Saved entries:
══════════════════════════════

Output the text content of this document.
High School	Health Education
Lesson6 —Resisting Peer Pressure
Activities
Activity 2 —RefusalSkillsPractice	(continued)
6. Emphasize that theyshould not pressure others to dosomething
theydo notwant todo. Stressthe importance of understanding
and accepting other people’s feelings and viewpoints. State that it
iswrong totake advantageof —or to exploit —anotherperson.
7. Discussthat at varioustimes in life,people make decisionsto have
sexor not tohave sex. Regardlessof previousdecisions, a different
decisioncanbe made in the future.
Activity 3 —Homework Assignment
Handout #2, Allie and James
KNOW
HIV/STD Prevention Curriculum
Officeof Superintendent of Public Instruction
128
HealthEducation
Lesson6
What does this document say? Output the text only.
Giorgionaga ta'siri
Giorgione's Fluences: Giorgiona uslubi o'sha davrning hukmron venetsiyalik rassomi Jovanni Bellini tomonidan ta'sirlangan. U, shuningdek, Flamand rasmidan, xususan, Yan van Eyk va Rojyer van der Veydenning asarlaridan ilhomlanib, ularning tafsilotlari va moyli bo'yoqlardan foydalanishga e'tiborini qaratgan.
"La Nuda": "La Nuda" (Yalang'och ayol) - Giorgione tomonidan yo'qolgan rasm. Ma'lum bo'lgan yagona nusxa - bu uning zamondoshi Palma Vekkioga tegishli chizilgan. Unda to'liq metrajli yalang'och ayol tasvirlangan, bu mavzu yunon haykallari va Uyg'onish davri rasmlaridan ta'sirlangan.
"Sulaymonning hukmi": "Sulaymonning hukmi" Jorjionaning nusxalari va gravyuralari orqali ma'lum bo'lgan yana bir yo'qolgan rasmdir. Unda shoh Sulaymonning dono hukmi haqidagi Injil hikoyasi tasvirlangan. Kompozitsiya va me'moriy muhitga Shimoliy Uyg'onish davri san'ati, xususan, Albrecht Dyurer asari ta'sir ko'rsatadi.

══════════════════════════════

OBJECTIVE
Please output the entire listing exactly as it stands.

RESULT OF THE EXERCISE
Output the text content of this document.
High School	Health Education
Lesson6 —Resisting Peer Pressure
Activities
Activity 2 —RefusalSkillsPractice	(continued)
6. Emphasize that theyshould not pressure others to dosomething
theydo notwant todo. Stressthe importance of understanding
and accepting other people’s feelings and viewpoints. State that it
iswrong totake advantageof —or to exploit —anotherperson.
7. Discussthat at varioustimes in life,people make decisionsto have
sexor not tohave sex. Regardlessof previousdecisions, a different
decisioncanbe made in the future.
Activity 3 —Homework Assignment
Handout #2, Allie and James
KNOW
HIV/STD Prevention Curriculum
Officeof Superintendent of Public Instruction
128
HealthEducation
Lesson6
What does this document say? Output the text only.
Giorgionaga ta'siri
Giorgione's Fluences: Giorgiona uslubi o'sha davrning hukmron venetsiyalik rassomi Jovanni Bellini tomonidan ta'sirlangan. U, shuningdek, Flamand rasmidan, xususan, Yan van Eyk va Rojyer van der Veydenning asarlaridan ilhomlanib, ularning tafsilotlari va moyli bo'yoqlardan foydalanishga e'tiborini qaratgan.
"La Nuda": "La Nuda" (Yalang'och ayol) - Giorgione tomonidan yo'qolgan rasm. Ma'lum bo'lgan yagona nusxa - bu uning zamondoshi Palma Vekkioga tegishli chizilgan. Unda to'liq metrajli yalang'och ayol tasvirlangan, bu mavzu yunon haykallari va Uyg'onish davri rasmlaridan ta'sirlangan.
"Sulaymonning hukmi": "Sulaymonning hukmi" Jorjionaning nusxalari va gravyuralari orqali ma'lum bo'lgan yana bir yo'qolgan rasmdir. Unda shoh Sulaymonning dono hukmi haqidagi Injil hikoyasi tasvirlangan. Kompozitsiya va me'moriy muhitga Shimoliy Uyg'onish davri san'ati, xususan, Albrecht Dyurer asari ta'sir ko'rsatadi.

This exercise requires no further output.